Problem requirements> Check each line for the string "Resolution" and give only the count of lines that have it.
--- begin Task material ---
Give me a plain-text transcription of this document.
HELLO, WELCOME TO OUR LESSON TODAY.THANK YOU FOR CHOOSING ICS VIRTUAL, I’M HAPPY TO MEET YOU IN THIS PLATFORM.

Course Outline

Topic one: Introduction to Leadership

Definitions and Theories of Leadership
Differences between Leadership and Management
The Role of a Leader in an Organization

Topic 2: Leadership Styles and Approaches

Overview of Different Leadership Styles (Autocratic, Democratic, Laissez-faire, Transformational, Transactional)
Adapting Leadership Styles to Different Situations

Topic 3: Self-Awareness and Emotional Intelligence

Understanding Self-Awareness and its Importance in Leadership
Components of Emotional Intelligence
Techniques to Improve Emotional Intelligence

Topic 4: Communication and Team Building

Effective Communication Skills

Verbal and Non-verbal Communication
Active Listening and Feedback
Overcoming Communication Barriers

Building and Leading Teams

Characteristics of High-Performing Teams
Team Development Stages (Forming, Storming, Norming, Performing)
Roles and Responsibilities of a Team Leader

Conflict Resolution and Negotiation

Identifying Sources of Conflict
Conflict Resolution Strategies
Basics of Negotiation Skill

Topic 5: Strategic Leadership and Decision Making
--- end Task material ---
--- begin Task material ---
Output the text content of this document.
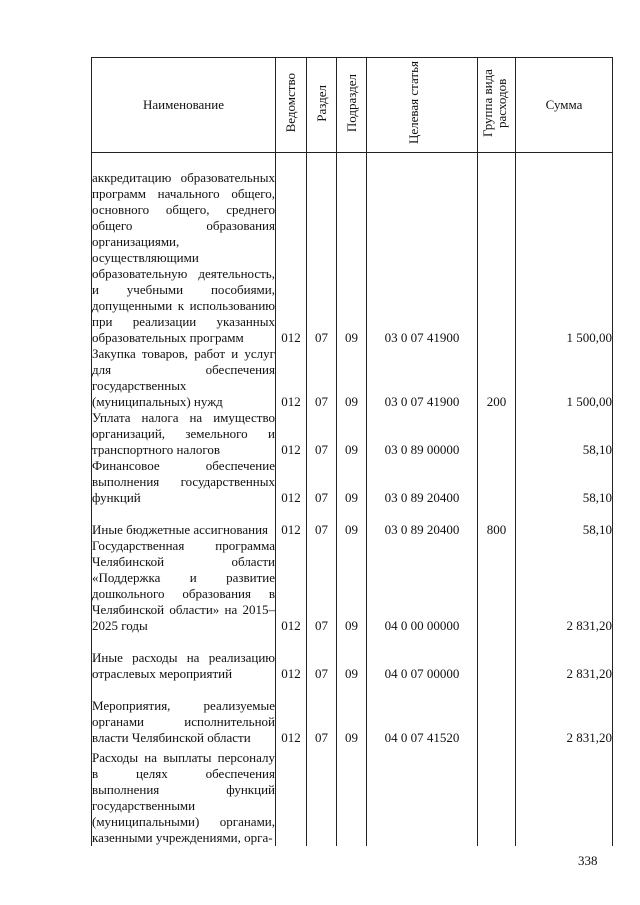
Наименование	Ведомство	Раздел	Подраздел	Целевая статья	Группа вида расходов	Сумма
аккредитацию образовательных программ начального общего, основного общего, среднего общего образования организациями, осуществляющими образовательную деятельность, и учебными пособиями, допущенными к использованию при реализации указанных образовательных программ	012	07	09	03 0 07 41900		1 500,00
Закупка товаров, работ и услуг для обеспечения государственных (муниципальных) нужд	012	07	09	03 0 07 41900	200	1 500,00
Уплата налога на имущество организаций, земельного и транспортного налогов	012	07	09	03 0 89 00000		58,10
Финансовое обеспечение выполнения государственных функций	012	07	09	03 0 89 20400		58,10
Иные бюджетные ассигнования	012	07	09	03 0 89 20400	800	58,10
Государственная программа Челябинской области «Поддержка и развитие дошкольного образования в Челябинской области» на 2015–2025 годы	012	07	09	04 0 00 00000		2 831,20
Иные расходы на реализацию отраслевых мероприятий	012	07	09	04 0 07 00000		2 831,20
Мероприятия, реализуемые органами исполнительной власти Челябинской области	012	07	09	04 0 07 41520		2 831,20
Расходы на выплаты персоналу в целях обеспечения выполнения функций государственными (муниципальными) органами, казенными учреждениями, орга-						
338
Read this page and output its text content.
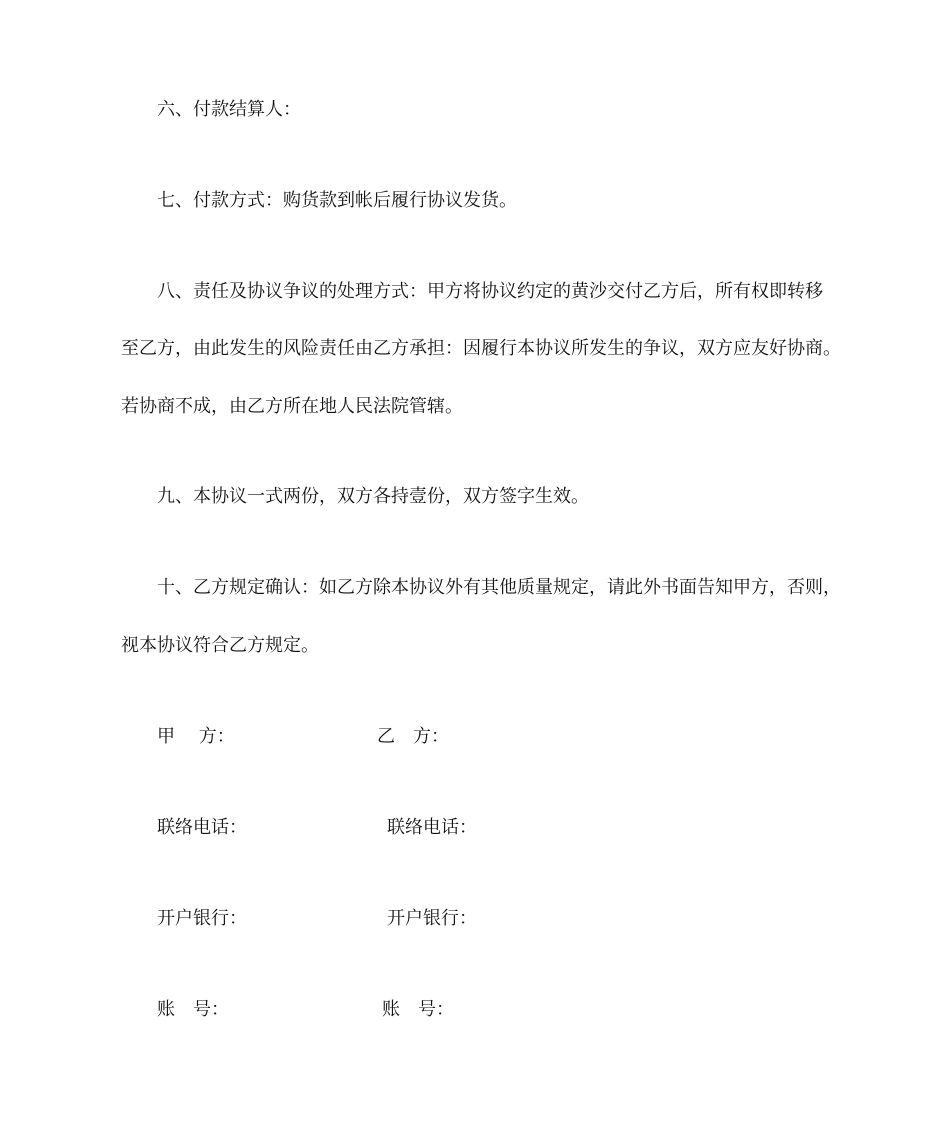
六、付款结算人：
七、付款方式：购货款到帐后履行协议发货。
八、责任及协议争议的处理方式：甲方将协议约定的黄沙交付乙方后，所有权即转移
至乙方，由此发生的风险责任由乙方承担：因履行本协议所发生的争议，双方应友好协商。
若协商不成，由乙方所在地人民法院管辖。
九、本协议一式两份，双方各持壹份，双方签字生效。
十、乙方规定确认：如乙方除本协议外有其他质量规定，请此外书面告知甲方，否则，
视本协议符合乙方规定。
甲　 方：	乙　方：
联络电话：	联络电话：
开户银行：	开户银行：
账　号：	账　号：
--- end Task material ---
--- begin Task material ---
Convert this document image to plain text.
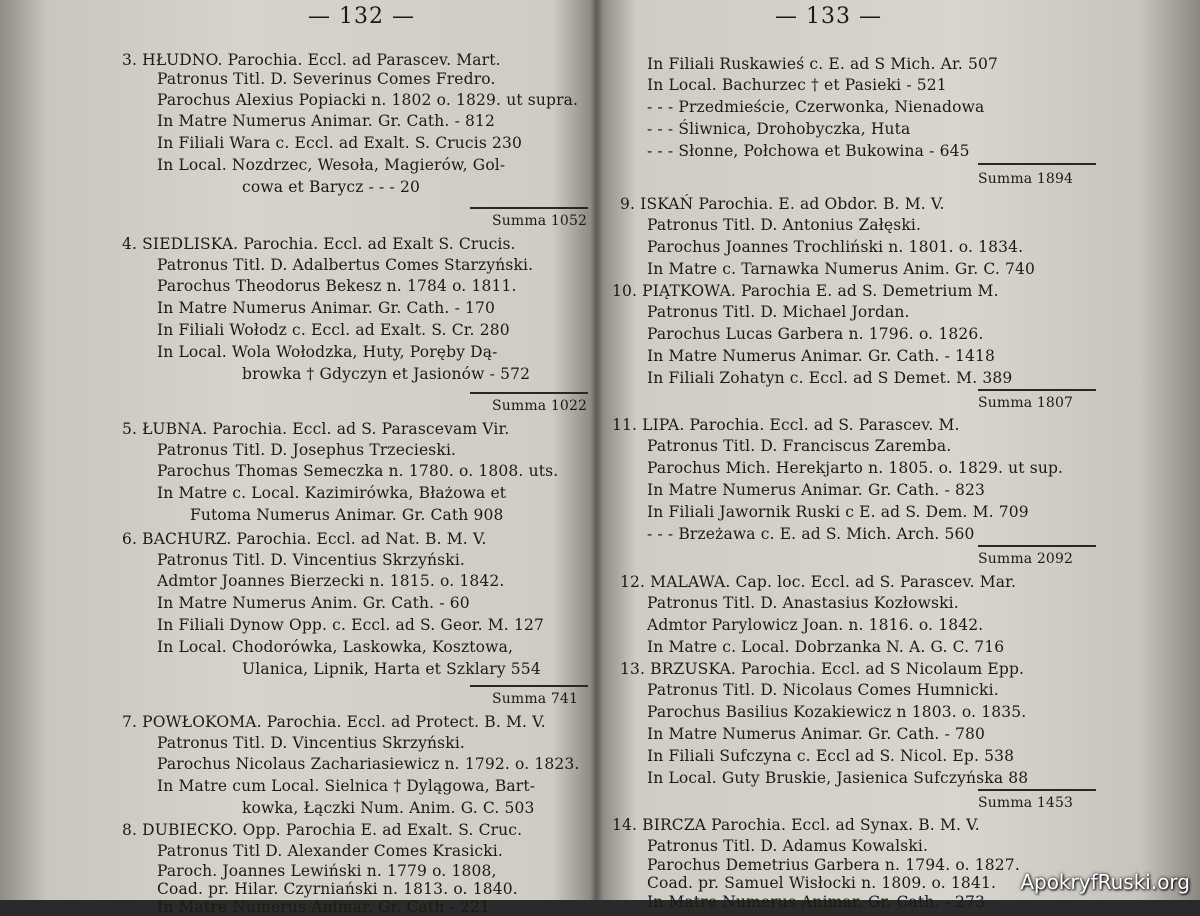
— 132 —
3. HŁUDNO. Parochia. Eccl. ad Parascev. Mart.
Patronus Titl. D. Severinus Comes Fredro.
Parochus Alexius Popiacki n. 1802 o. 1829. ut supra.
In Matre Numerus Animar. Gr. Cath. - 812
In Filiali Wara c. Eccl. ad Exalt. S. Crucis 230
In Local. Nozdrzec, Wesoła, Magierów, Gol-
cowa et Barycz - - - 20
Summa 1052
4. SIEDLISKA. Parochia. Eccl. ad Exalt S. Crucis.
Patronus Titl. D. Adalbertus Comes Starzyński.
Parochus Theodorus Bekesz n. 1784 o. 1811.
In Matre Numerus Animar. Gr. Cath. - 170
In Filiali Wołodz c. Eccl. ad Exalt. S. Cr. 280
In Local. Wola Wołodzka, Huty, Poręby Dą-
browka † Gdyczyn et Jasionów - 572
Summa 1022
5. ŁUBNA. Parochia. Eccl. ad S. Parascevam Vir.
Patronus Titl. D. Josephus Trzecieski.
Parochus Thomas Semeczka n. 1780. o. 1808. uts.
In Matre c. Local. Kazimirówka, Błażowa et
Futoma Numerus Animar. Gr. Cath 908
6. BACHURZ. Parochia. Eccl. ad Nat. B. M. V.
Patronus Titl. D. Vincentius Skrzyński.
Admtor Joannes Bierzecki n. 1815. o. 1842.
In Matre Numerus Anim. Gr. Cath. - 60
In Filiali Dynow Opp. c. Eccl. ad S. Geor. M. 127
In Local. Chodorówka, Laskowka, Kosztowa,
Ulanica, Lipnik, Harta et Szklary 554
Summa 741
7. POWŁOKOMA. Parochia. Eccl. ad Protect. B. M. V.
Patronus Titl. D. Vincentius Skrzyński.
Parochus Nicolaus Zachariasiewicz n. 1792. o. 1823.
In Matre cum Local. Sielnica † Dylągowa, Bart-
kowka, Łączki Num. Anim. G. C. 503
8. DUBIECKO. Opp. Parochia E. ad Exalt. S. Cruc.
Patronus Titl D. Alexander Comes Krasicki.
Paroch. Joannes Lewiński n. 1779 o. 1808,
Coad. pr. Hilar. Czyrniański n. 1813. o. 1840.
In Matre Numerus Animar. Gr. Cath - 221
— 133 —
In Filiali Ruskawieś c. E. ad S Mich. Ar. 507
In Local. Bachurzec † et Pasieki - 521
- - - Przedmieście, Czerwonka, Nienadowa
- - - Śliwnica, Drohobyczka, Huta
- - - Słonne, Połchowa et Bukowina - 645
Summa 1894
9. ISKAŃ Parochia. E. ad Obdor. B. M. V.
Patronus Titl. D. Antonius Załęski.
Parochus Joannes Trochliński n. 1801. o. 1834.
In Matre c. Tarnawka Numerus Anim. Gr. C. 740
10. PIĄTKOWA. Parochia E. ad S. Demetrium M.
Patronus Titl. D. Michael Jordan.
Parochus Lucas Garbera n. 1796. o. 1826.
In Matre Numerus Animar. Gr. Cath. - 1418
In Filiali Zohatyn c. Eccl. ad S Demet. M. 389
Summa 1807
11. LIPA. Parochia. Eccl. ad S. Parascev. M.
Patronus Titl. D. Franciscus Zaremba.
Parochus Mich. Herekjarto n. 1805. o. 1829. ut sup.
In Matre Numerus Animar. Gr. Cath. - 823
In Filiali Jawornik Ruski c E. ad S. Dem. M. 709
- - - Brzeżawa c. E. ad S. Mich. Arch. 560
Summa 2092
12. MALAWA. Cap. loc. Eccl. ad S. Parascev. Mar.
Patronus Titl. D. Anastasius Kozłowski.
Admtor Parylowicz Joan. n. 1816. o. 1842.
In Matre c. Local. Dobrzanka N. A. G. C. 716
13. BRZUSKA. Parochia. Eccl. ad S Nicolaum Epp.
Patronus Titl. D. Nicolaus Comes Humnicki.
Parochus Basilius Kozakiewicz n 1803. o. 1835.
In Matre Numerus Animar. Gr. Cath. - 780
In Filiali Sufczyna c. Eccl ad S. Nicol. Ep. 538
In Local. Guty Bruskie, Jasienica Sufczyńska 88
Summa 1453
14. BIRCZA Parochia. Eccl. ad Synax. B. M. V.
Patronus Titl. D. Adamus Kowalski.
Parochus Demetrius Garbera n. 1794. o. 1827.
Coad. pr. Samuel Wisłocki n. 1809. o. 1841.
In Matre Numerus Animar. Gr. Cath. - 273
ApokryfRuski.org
--- end Task material ---
Complete response> 2